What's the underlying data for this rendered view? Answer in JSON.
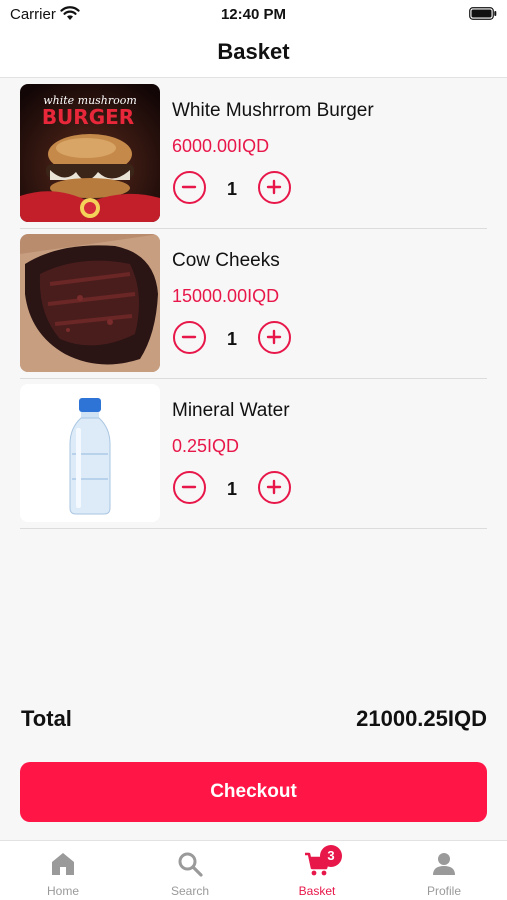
{
  "status_bar": {
    "carrier": "Carrier",
    "time": "12:40 PM",
    "wifi_icon": "wifi-icon",
    "battery_icon": "battery-icon"
  },
  "header": {
    "title": "Basket"
  },
  "items": [
    {
      "name": "White Mushrrom Burger",
      "price": "6000.00IQD",
      "quantity": "1",
      "image": "burger-photo"
    },
    {
      "name": "Cow Cheeks",
      "price": "15000.00IQD",
      "quantity": "1",
      "image": "meat-photo"
    },
    {
      "name": "Mineral Water",
      "price": "0.25IQD",
      "quantity": "1",
      "image": "water-bottle-photo"
    }
  ],
  "thumb_text": {
    "burger_line1": "white mushroom",
    "burger_line2": "BURGER"
  },
  "summary": {
    "total_label": "Total",
    "total_value": "21000.25IQD"
  },
  "checkout": {
    "label": "Checkout"
  },
  "tab_bar": {
    "tabs": [
      {
        "label": "Home",
        "icon": "home-icon",
        "active": false
      },
      {
        "label": "Search",
        "icon": "search-icon",
        "active": false
      },
      {
        "label": "Basket",
        "icon": "cart-icon",
        "active": true,
        "badge": "3"
      },
      {
        "label": "Profile",
        "icon": "person-icon",
        "active": false
      }
    ]
  },
  "colors": {
    "accent": "#e8174a",
    "checkout_bg": "#ff1546",
    "background": "#f7f7f7",
    "inactive_tab": "#9a9a9a"
  }
}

INSTRUCTIONS FOR THE TASK: Reproduce the entries above without change, omitting all pictures.

RESULT OF THE TASK:
What's the underlying data for this rendered view? Answer in JSON.
{
  "status_bar": {
    "carrier": "Carrier",
    "time": "12:40 PM",
    "wifi_icon": "wifi-icon",
    "battery_icon": "battery-icon"
  },
  "header": {
    "title": "Basket"
  },
  "items": [
    {
      "name": "White Mushrrom Burger",
      "price": "6000.00IQD",
      "quantity": "1",
      "image": "burger-photo"
    },
    {
      "name": "Cow Cheeks",
      "price": "15000.00IQD",
      "quantity": "1",
      "image": "meat-photo"
    },
    {
      "name": "Mineral Water",
      "price": "0.25IQD",
      "quantity": "1",
      "image": "water-bottle-photo"
    }
  ],
  "thumb_text": {
    "burger_line1": "white mushroom",
    "burger_line2": "BURGER"
  },
  "summary": {
    "total_label": "Total",
    "total_value": "21000.25IQD"
  },
  "checkout": {
    "label": "Checkout"
  },
  "tab_bar": {
    "tabs": [
      {
        "label": "Home",
        "icon": "home-icon",
        "active": false
      },
      {
        "label": "Search",
        "icon": "search-icon",
        "active": false
      },
      {
        "label": "Basket",
        "icon": "cart-icon",
        "active": true,
        "badge": "3"
      },
      {
        "label": "Profile",
        "icon": "person-icon",
        "active": false
      }
    ]
  },
  "colors": {
    "accent": "#e8174a",
    "checkout_bg": "#ff1546",
    "background": "#f7f7f7",
    "inactive_tab": "#9a9a9a"
  }
}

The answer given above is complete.